Saved data entries:
+===+
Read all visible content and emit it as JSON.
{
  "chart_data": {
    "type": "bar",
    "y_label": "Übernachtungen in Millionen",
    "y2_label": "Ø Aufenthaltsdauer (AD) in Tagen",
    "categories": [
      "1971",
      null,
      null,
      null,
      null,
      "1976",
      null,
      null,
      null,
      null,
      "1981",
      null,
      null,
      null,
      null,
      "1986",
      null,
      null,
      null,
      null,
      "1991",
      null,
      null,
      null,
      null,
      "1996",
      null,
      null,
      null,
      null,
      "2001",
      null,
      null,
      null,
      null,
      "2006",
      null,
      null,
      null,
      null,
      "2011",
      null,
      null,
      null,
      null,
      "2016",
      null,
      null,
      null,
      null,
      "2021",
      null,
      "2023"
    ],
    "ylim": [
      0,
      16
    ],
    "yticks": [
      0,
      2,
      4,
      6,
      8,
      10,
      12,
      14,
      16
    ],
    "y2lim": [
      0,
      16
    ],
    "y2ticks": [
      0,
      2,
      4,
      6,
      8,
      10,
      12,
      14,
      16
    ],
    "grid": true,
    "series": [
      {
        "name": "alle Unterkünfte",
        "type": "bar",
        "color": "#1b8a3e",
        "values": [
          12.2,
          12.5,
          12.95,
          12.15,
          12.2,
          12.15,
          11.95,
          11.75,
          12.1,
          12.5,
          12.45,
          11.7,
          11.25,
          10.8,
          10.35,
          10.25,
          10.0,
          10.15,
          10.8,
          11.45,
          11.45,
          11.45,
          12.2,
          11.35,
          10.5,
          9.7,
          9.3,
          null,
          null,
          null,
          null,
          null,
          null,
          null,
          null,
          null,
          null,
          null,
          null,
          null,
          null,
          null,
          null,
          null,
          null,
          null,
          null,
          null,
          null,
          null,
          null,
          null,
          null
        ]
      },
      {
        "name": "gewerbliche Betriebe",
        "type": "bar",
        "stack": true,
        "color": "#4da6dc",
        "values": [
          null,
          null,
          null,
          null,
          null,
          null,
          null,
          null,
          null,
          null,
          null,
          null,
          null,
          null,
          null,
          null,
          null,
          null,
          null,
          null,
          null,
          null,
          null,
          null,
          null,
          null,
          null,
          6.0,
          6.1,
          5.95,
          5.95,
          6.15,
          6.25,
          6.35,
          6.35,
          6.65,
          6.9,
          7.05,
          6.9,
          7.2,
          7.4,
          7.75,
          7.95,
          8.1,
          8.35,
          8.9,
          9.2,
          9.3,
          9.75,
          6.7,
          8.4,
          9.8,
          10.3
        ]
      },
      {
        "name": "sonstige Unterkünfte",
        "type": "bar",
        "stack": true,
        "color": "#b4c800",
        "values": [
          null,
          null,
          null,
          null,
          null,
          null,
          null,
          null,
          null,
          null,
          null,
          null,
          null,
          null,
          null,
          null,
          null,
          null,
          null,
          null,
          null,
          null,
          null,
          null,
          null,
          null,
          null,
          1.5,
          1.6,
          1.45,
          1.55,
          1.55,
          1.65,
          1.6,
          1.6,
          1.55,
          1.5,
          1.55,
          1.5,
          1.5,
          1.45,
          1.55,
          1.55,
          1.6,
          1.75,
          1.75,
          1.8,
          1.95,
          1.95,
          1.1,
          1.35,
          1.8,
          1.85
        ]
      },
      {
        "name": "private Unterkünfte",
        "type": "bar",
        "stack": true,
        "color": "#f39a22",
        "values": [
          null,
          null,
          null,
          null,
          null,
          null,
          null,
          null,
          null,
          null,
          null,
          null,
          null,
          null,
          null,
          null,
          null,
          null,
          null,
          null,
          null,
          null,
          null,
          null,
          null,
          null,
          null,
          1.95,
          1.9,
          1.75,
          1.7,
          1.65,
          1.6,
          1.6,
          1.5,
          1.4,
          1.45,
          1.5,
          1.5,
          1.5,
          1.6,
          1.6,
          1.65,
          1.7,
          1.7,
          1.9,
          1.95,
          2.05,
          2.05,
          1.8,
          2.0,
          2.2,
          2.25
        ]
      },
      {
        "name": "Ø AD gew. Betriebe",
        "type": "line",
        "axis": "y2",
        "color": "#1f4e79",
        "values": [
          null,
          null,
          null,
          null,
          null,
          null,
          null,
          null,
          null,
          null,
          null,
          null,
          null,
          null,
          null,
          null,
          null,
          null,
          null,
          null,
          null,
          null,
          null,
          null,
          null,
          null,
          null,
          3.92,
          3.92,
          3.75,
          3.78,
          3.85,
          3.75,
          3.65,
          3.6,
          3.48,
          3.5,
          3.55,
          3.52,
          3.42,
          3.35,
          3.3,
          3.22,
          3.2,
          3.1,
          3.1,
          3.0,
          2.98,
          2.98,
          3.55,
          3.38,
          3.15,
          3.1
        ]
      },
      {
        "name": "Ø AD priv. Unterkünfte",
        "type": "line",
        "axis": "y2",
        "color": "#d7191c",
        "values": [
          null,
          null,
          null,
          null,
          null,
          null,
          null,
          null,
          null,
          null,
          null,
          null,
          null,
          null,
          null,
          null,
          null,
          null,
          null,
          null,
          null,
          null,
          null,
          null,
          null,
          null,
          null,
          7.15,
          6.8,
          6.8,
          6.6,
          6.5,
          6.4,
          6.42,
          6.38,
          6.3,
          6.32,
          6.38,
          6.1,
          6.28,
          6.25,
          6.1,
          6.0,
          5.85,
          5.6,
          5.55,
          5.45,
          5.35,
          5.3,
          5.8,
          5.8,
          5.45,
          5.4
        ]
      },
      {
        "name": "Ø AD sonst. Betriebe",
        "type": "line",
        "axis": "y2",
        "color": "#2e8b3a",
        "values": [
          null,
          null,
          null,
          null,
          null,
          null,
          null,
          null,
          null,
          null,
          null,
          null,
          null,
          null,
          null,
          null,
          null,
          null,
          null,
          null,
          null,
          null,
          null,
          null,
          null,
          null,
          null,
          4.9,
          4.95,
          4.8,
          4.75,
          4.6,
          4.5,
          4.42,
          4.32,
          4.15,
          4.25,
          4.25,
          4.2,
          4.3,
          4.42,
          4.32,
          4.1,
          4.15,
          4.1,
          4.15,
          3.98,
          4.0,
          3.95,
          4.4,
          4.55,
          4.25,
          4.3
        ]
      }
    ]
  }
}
+===+
◆ **Task**
Output all of the data again. Match it exactly.

◆ **Right answer**
Read all visible content and emit it as JSON.
{
  "chart_data": {
    "type": "bar",
    "y_label": "Übernachtungen in Millionen",
    "y2_label": "Ø Aufenthaltsdauer (AD) in Tagen",
    "categories": [
      "1971",
      null,
      null,
      null,
      null,
      "1976",
      null,
      null,
      null,
      null,
      "1981",
      null,
      null,
      null,
      null,
      "1986",
      null,
      null,
      null,
      null,
      "1991",
      null,
      null,
      null,
      null,
      "1996",
      null,
      null,
      null,
      null,
      "2001",
      null,
      null,
      null,
      null,
      "2006",
      null,
      null,
      null,
      null,
      "2011",
      null,
      null,
      null,
      null,
      "2016",
      null,
      null,
      null,
      null,
      "2021",
      null,
      "2023"
    ],
    "ylim": [
      0,
      16
    ],
    "yticks": [
      0,
      2,
      4,
      6,
      8,
      10,
      12,
      14,
      16
    ],
    "y2lim": [
      0,
      16
    ],
    "y2ticks": [
      0,
      2,
      4,
      6,
      8,
      10,
      12,
      14,
      16
    ],
    "grid": true,
    "series": [
      {
        "name": "alle Unterkünfte",
        "type": "bar",
        "color": "#1b8a3e",
        "values": [
          12.2,
          12.5,
          12.95,
          12.15,
          12.2,
          12.15,
          11.95,
          11.75,
          12.1,
          12.5,
          12.45,
          11.7,
          11.25,
          10.8,
          10.35,
          10.25,
          10.0,
          10.15,
          10.8,
          11.45,
          11.45,
          11.45,
          12.2,
          11.35,
          10.5,
          9.7,
          9.3,
          null,
          null,
          null,
          null,
          null,
          null,
          null,
          null,
          null,
          null,
          null,
          null,
          null,
          null,
          null,
          null,
          null,
          null,
          null,
          null,
          null,
          null,
          null,
          null,
          null,
          null
        ]
      },
      {
        "name": "gewerbliche Betriebe",
        "type": "bar",
        "stack": true,
        "color": "#4da6dc",
        "values": [
          null,
          null,
          null,
          null,
          null,
          null,
          null,
          null,
          null,
          null,
          null,
          null,
          null,
          null,
          null,
          null,
          null,
          null,
          null,
          null,
          null,
          null,
          null,
          null,
          null,
          null,
          null,
          6.0,
          6.1,
          5.95,
          5.95,
          6.15,
          6.25,
          6.35,
          6.35,
          6.65,
          6.9,
          7.05,
          6.9,
          7.2,
          7.4,
          7.75,
          7.95,
          8.1,
          8.35,
          8.9,
          9.2,
          9.3,
          9.75,
          6.7,
          8.4,
          9.8,
          10.3
        ]
      },
      {
        "name": "sonstige Unterkünfte",
        "type": "bar",
        "stack": true,
        "color": "#b4c800",
        "values": [
          null,
          null,
          null,
          null,
          null,
          null,
          null,
          null,
          null,
          null,
          null,
          null,
          null,
          null,
          null,
          null,
          null,
          null,
          null,
          null,
          null,
          null,
          null,
          null,
          null,
          null,
          null,
          1.5,
          1.6,
          1.45,
          1.55,
          1.55,
          1.65,
          1.6,
          1.6,
          1.55,
          1.5,
          1.55,
          1.5,
          1.5,
          1.45,
          1.55,
          1.55,
          1.6,
          1.75,
          1.75,
          1.8,
          1.95,
          1.95,
          1.1,
          1.35,
          1.8,
          1.85
        ]
      },
      {
        "name": "private Unterkünfte",
        "type": "bar",
        "stack": true,
        "color": "#f39a22",
        "values": [
          null,
          null,
          null,
          null,
          null,
          null,
          null,
          null,
          null,
          null,
          null,
          null,
          null,
          null,
          null,
          null,
          null,
          null,
          null,
          null,
          null,
          null,
          null,
          null,
          null,
          null,
          null,
          1.95,
          1.9,
          1.75,
          1.7,
          1.65,
          1.6,
          1.6,
          1.5,
          1.4,
          1.45,
          1.5,
          1.5,
          1.5,
          1.6,
          1.6,
          1.65,
          1.7,
          1.7,
          1.9,
          1.95,
          2.05,
          2.05,
          1.8,
          2.0,
          2.2,
          2.25
        ]
      },
      {
        "name": "Ø AD gew. Betriebe",
        "type": "line",
        "axis": "y2",
        "color": "#1f4e79",
        "values": [
          null,
          null,
          null,
          null,
          null,
          null,
          null,
          null,
          null,
          null,
          null,
          null,
          null,
          null,
          null,
          null,
          null,
          null,
          null,
          null,
          null,
          null,
          null,
          null,
          null,
          null,
          null,
          3.92,
          3.92,
          3.75,
          3.78,
          3.85,
          3.75,
          3.65,
          3.6,
          3.48,
          3.5,
          3.55,
          3.52,
          3.42,
          3.35,
          3.3,
          3.22,
          3.2,
          3.1,
          3.1,
          3.0,
          2.98,
          2.98,
          3.55,
          3.38,
          3.15,
          3.1
        ]
      },
      {
        "name": "Ø AD priv. Unterkünfte",
        "type": "line",
        "axis": "y2",
        "color": "#d7191c",
        "values": [
          null,
          null,
          null,
          null,
          null,
          null,
          null,
          null,
          null,
          null,
          null,
          null,
          null,
          null,
          null,
          null,
          null,
          null,
          null,
          null,
          null,
          null,
          null,
          null,
          null,
          null,
          null,
          7.15,
          6.8,
          6.8,
          6.6,
          6.5,
          6.4,
          6.42,
          6.38,
          6.3,
          6.32,
          6.38,
          6.1,
          6.28,
          6.25,
          6.1,
          6.0,
          5.85,
          5.6,
          5.55,
          5.45,
          5.35,
          5.3,
          5.8,
          5.8,
          5.45,
          5.4
        ]
      },
      {
        "name": "Ø AD sonst. Betriebe",
        "type": "line",
        "axis": "y2",
        "color": "#2e8b3a",
        "values": [
          null,
          null,
          null,
          null,
          null,
          null,
          null,
          null,
          null,
          null,
          null,
          null,
          null,
          null,
          null,
          null,
          null,
          null,
          null,
          null,
          null,
          null,
          null,
          null,
          null,
          null,
          null,
          4.9,
          4.95,
          4.8,
          4.75,
          4.6,
          4.5,
          4.42,
          4.32,
          4.15,
          4.25,
          4.25,
          4.2,
          4.3,
          4.42,
          4.32,
          4.1,
          4.15,
          4.1,
          4.15,
          3.98,
          4.0,
          3.95,
          4.4,
          4.55,
          4.25,
          4.3
        ]
      }
    ]
  }
}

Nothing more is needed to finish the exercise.